The thing is, we can’t always physically be there to help our children to make friends but there are several things we can work on with them to set them up for forming great friendships as they venture into the world of playgroups, nursery and school.

How to help your child make friends

Focus on your relationship with them

One of the most important things you can do to help your children build healthy relationships in the future, is to concentrate on your own relationship with them.

Various studies have been done that show that children with a secure attachment to their parents go on to have better, closer friendships.  If you’re not familiar with the term, John Bowlby (1988) explains that a child is securely attached if they’re confident of their parents’ support.  For securely attached children, the parent acts like a safe, secure base that they can explore the world from.

Securely attached children will keep track of their parent while they’re exploring, checking back in with them now and then.  They also go back to their parent or reach out to them physically when they’re scared or upset, and they’re comforted by being close to them.

Whether or not a child is securely attached is partly down to their innate nature, but there are things we can do as parents to encourage it to.

Researchers have found that parents who are sensitive and responsive to their child’s needs tend to have children who are then securely attached.  This doesn’t mean rushing to our babies every time they make a noise in the night, but it does mean getting to know their different cries and responding to them with love and care.

Parenting our children in a way that is sensitive to their feelings and responding in a caring, thoughtful way to their needs can really help set our children up for building healthy relationships with others in the future.

 

Teach them to be kind

Studies have shown that children who are more willing to help others are more likely to have high-quality friendships.  It makes sense that children who are kind and happy to help others will develop stronger relationships and find it easier to make friends in the first place.

::::::::

*PROBLEMS TO WORK ON:*
1. Answer these questions using the text on helping children make friends:
(a) According to John Bowlby (1988), when is a child securely attached?
(b) What do securely attached children do when they are scared or upset?
(c) Studies show that which children are more likely to have high-quality friendships?
2. Carry on the text on helping children make friends, starting after its final sentence.

(Listings of regions and labels)

::::::::

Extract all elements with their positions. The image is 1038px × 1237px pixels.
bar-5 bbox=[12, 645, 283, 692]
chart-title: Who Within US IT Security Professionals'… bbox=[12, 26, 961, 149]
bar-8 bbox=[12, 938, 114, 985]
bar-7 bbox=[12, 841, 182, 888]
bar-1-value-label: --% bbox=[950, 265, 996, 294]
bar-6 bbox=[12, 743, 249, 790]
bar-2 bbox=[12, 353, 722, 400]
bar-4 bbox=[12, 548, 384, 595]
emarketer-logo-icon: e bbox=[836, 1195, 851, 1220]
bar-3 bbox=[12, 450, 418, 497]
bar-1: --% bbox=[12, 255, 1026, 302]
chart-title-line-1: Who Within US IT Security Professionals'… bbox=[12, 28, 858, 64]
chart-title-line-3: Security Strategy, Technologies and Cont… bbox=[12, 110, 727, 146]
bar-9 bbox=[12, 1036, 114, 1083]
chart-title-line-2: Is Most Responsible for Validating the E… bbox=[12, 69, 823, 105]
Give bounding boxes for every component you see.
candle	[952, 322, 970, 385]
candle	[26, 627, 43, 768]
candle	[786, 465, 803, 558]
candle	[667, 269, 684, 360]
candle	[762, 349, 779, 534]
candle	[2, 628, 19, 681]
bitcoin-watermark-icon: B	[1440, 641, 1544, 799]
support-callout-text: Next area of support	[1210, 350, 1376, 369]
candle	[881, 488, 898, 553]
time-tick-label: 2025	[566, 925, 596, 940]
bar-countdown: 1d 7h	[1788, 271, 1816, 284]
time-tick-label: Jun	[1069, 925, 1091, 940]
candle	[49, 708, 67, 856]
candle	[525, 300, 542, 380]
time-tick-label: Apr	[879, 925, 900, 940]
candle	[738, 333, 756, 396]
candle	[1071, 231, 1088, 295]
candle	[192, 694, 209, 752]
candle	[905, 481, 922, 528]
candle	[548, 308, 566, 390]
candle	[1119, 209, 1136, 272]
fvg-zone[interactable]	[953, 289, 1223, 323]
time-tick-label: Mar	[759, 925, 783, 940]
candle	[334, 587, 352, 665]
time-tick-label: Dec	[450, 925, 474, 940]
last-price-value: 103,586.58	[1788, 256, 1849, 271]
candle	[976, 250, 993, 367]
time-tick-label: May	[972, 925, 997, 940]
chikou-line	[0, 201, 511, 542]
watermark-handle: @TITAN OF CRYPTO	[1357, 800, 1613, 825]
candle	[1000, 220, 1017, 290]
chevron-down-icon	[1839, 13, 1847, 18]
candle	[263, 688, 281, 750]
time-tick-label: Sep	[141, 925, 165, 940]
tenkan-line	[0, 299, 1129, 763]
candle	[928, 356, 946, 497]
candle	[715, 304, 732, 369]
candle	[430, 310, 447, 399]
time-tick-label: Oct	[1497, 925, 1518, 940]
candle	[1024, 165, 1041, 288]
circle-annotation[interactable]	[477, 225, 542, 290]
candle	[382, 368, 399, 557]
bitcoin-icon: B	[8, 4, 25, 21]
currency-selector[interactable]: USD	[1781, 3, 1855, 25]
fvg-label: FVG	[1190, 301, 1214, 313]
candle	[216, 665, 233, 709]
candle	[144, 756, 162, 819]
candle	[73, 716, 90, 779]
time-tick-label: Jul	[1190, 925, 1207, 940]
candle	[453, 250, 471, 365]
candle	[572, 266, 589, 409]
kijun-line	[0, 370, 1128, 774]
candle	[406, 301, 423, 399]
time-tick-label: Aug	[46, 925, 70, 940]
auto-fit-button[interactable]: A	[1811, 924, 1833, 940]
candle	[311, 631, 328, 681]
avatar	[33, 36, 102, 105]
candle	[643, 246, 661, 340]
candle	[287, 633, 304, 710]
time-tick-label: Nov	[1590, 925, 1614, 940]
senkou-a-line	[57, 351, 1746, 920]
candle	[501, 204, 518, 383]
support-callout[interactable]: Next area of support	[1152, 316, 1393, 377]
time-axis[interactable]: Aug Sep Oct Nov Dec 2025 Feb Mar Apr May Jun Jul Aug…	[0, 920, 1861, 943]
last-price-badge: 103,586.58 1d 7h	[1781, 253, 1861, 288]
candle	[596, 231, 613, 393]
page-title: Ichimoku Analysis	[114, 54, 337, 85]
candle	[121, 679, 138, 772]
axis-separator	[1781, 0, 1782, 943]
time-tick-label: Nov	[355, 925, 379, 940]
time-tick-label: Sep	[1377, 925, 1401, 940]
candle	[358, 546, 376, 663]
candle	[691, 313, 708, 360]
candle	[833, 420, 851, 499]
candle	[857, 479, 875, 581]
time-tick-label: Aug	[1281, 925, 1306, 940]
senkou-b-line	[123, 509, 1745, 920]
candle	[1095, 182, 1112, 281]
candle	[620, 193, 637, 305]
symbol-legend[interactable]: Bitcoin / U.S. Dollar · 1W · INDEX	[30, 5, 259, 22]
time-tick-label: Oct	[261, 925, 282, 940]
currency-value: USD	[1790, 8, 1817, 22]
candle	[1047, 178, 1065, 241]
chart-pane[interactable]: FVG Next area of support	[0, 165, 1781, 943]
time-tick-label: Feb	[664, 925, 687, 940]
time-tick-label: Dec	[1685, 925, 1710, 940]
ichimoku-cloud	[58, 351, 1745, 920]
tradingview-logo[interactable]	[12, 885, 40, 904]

::::::::

*ANSWERS FOR THE TASKS:*
1.
(a) A child is securely attached if they are confident of their parents' support.
(b) They go back to their parent or reach out to them physically, and being close to the parent comforts them.
(c) Children who are more willing to help others.

2.
You can help your child grow up to be kind by modelling kind behaviour yourself.  Let your child see you hold the door open for other people, help someone reach something in the supermarket and react with empathy when someone you know is sad or angry.

Empathy is really important for helping children be kind and foster positive relationships.

You can help your child be more empathetic by using any and every opportunity that comes up to talk about how other people are feeling.  If another child falls over at the park you can talk about how they are hurt and how that might make them feel sad, angry or scared.  When you’re reading a book or watching TV together and something bad happens to one of the characters then you can talk about how they might be feeling about it.

We read ‘Dogger‘ recently and it’s been a great opportunity to talk about several different emotions and to highlight how kind Dave’s sister is when she gets Dogger back for him.

Help children make friends

Help them to regulate their emotions

If your child has a tendency to be aggressive they might find it harder to make friends.

A study by Carlson et al (1984) found that, not really surprisingly, children reject people that they see to be aggressive, disruptive and irritable.  And various studies have shown that popularity in preschool is tied in with kindness and low aggression.

So to help your child make friends you need to first help them learn to regulate their emotions.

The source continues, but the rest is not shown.